─── EXERCISE INPUTS ───

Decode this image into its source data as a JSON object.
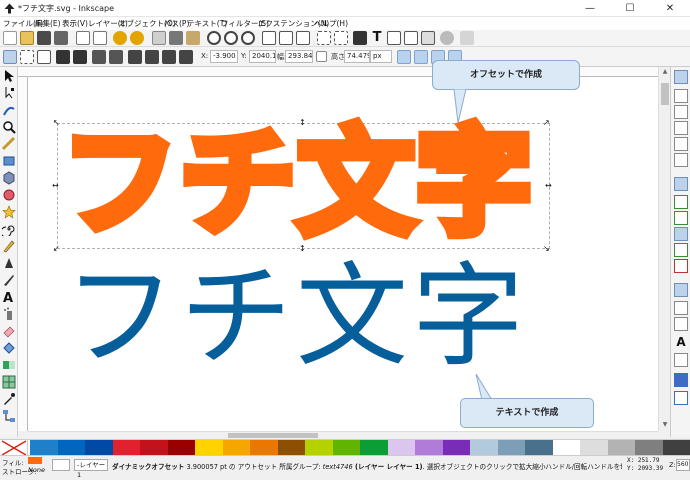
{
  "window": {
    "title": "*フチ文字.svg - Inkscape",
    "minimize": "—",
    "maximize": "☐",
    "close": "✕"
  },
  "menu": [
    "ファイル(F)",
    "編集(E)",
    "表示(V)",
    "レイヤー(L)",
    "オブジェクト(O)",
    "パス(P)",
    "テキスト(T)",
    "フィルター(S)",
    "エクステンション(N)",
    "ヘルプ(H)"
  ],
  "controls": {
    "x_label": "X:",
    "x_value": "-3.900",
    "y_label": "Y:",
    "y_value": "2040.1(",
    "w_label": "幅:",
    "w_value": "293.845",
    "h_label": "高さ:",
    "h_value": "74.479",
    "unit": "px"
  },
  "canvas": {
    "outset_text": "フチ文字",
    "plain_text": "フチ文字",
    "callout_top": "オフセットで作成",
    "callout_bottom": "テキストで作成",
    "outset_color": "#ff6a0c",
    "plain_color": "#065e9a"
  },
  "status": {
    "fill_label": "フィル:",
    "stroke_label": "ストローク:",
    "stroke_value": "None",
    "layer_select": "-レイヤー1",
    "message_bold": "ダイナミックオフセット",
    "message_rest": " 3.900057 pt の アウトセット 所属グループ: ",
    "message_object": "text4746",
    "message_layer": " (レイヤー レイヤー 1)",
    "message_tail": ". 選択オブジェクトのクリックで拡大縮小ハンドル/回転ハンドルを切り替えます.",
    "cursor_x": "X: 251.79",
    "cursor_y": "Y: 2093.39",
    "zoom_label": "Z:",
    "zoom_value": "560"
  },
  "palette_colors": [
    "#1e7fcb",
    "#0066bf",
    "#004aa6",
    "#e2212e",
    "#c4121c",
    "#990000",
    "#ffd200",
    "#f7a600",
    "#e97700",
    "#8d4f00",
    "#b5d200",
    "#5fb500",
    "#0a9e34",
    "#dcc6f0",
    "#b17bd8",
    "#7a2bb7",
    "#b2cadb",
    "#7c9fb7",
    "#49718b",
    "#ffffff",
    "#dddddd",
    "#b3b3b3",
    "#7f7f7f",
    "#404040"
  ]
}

───

WHAT THE TASK ASKS: Reproduce the data word for word, excluding its pictures.

EXERCISE ANSWER:
Decode this image into its source data as a JSON object.
{
  "window": {
    "title": "*フチ文字.svg - Inkscape",
    "minimize": "—",
    "maximize": "☐",
    "close": "✕"
  },
  "menu": [
    "ファイル(F)",
    "編集(E)",
    "表示(V)",
    "レイヤー(L)",
    "オブジェクト(O)",
    "パス(P)",
    "テキスト(T)",
    "フィルター(S)",
    "エクステンション(N)",
    "ヘルプ(H)"
  ],
  "controls": {
    "x_label": "X:",
    "x_value": "-3.900",
    "y_label": "Y:",
    "y_value": "2040.1(",
    "w_label": "幅:",
    "w_value": "293.845",
    "h_label": "高さ:",
    "h_value": "74.479",
    "unit": "px"
  },
  "canvas": {
    "outset_text": "フチ文字",
    "plain_text": "フチ文字",
    "callout_top": "オフセットで作成",
    "callout_bottom": "テキストで作成",
    "outset_color": "#ff6a0c",
    "plain_color": "#065e9a"
  },
  "status": {
    "fill_label": "フィル:",
    "stroke_label": "ストローク:",
    "stroke_value": "None",
    "layer_select": "-レイヤー1",
    "message_bold": "ダイナミックオフセット",
    "message_rest": " 3.900057 pt の アウトセット 所属グループ: ",
    "message_object": "text4746",
    "message_layer": " (レイヤー レイヤー 1)",
    "message_tail": ". 選択オブジェクトのクリックで拡大縮小ハンドル/回転ハンドルを切り替えます.",
    "cursor_x": "X: 251.79",
    "cursor_y": "Y: 2093.39",
    "zoom_label": "Z:",
    "zoom_value": "560"
  },
  "palette_colors": [
    "#1e7fcb",
    "#0066bf",
    "#004aa6",
    "#e2212e",
    "#c4121c",
    "#990000",
    "#ffd200",
    "#f7a600",
    "#e97700",
    "#8d4f00",
    "#b5d200",
    "#5fb500",
    "#0a9e34",
    "#dcc6f0",
    "#b17bd8",
    "#7a2bb7",
    "#b2cadb",
    "#7c9fb7",
    "#49718b",
    "#ffffff",
    "#dddddd",
    "#b3b3b3",
    "#7f7f7f",
    "#404040"
  ]
}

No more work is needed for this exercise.